§ EXERCISE OBJECTIVE: Quote every line below exactly as it reads.

-- begin DATASET EXTRACT --

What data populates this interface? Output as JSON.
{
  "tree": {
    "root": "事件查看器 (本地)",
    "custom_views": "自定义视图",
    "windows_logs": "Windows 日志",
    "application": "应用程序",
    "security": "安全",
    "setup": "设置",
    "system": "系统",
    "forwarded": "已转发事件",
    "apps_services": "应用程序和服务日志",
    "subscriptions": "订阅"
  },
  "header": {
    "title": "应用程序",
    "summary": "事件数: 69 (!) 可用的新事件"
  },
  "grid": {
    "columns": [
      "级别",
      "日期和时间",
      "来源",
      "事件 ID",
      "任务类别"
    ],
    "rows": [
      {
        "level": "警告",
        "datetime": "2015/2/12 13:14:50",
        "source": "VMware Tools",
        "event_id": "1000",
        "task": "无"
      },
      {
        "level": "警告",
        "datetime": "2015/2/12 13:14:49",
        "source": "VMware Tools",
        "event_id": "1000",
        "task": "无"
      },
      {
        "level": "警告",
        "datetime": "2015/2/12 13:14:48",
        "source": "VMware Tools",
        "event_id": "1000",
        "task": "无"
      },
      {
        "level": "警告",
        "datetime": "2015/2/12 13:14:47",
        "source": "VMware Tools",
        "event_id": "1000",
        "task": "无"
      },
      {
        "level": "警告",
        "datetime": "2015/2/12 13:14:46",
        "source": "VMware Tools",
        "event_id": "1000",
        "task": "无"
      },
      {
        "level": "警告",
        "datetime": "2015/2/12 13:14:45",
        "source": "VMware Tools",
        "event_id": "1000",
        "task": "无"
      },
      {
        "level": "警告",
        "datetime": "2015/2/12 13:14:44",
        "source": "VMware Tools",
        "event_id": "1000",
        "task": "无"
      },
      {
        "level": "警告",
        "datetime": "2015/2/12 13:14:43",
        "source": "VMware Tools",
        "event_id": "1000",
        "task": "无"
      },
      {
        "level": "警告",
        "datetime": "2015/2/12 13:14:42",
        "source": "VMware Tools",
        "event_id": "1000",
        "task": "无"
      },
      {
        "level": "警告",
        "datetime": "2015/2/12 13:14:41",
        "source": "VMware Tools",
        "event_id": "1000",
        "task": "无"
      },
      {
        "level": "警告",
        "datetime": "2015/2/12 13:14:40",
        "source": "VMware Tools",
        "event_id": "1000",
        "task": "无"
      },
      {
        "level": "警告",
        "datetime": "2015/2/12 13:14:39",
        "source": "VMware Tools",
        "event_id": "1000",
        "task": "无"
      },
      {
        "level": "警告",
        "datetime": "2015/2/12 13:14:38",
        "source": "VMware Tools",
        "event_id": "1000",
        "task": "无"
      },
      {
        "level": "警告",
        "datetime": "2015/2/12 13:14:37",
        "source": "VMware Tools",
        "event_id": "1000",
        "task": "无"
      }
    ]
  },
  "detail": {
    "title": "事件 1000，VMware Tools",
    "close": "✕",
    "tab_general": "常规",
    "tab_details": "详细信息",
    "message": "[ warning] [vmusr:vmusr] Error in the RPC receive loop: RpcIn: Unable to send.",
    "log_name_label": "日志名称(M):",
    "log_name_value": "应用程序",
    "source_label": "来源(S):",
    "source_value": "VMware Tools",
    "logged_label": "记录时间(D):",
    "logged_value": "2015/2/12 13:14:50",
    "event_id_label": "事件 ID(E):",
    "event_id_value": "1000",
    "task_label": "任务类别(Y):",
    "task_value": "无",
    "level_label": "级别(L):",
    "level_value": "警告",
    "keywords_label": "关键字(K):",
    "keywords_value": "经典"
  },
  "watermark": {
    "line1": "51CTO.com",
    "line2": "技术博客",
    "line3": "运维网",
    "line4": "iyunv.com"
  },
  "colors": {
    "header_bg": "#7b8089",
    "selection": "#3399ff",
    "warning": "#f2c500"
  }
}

-- end DATASET EXTRACT --

§ WRITTEN REPLY:
What data populates this interface? Output as JSON.
{
  "tree": {
    "root": "事件查看器 (本地)",
    "custom_views": "自定义视图",
    "windows_logs": "Windows 日志",
    "application": "应用程序",
    "security": "安全",
    "setup": "设置",
    "system": "系统",
    "forwarded": "已转发事件",
    "apps_services": "应用程序和服务日志",
    "subscriptions": "订阅"
  },
  "header": {
    "title": "应用程序",
    "summary": "事件数: 69 (!) 可用的新事件"
  },
  "grid": {
    "columns": [
      "级别",
      "日期和时间",
      "来源",
      "事件 ID",
      "任务类别"
    ],
    "rows": [
      {
        "level": "警告",
        "datetime": "2015/2/12 13:14:50",
        "source": "VMware Tools",
        "event_id": "1000",
        "task": "无"
      },
      {
        "level": "警告",
        "datetime": "2015/2/12 13:14:49",
        "source": "VMware Tools",
        "event_id": "1000",
        "task": "无"
      },
      {
        "level": "警告",
        "datetime": "2015/2/12 13:14:48",
        "source": "VMware Tools",
        "event_id": "1000",
        "task": "无"
      },
      {
        "level": "警告",
        "datetime": "2015/2/12 13:14:47",
        "source": "VMware Tools",
        "event_id": "1000",
        "task": "无"
      },
      {
        "level": "警告",
        "datetime": "2015/2/12 13:14:46",
        "source": "VMware Tools",
        "event_id": "1000",
        "task": "无"
      },
      {
        "level": "警告",
        "datetime": "2015/2/12 13:14:45",
        "source": "VMware Tools",
        "event_id": "1000",
        "task": "无"
      },
      {
        "level": "警告",
        "datetime": "2015/2/12 13:14:44",
        "source": "VMware Tools",
        "event_id": "1000",
        "task": "无"
      },
      {
        "level": "警告",
        "datetime": "2015/2/12 13:14:43",
        "source": "VMware Tools",
        "event_id": "1000",
        "task": "无"
      },
      {
        "level": "警告",
        "datetime": "2015/2/12 13:14:42",
        "source": "VMware Tools",
        "event_id": "1000",
        "task": "无"
      },
      {
        "level": "警告",
        "datetime": "2015/2/12 13:14:41",
        "source": "VMware Tools",
        "event_id": "1000",
        "task": "无"
      },
      {
        "level": "警告",
        "datetime": "2015/2/12 13:14:40",
        "source": "VMware Tools",
        "event_id": "1000",
        "task": "无"
      },
      {
        "level": "警告",
        "datetime": "2015/2/12 13:14:39",
        "source": "VMware Tools",
        "event_id": "1000",
        "task": "无"
      },
      {
        "level": "警告",
        "datetime": "2015/2/12 13:14:38",
        "source": "VMware Tools",
        "event_id": "1000",
        "task": "无"
      },
      {
        "level": "警告",
        "datetime": "2015/2/12 13:14:37",
        "source": "VMware Tools",
        "event_id": "1000",
        "task": "无"
      }
    ]
  },
  "detail": {
    "title": "事件 1000，VMware Tools",
    "close": "✕",
    "tab_general": "常规",
    "tab_details": "详细信息",
    "message": "[ warning] [vmusr:vmusr] Error in the RPC receive loop: RpcIn: Unable to send.",
    "log_name_label": "日志名称(M):",
    "log_name_value": "应用程序",
    "source_label": "来源(S):",
    "source_value": "VMware Tools",
    "logged_label": "记录时间(D):",
    "logged_value": "2015/2/12 13:14:50",
    "event_id_label": "事件 ID(E):",
    "event_id_value": "1000",
    "task_label": "任务类别(Y):",
    "task_value": "无",
    "level_label": "级别(L):",
    "level_value": "警告",
    "keywords_label": "关键字(K):",
    "keywords_value": "经典"
  },
  "watermark": {
    "line1": "51CTO.com",
    "line2": "技术博客",
    "line3": "运维网",
    "line4": "iyunv.com"
  },
  "colors": {
    "header_bg": "#7b8089",
    "selection": "#3399ff",
    "warning": "#f2c500"
  }
}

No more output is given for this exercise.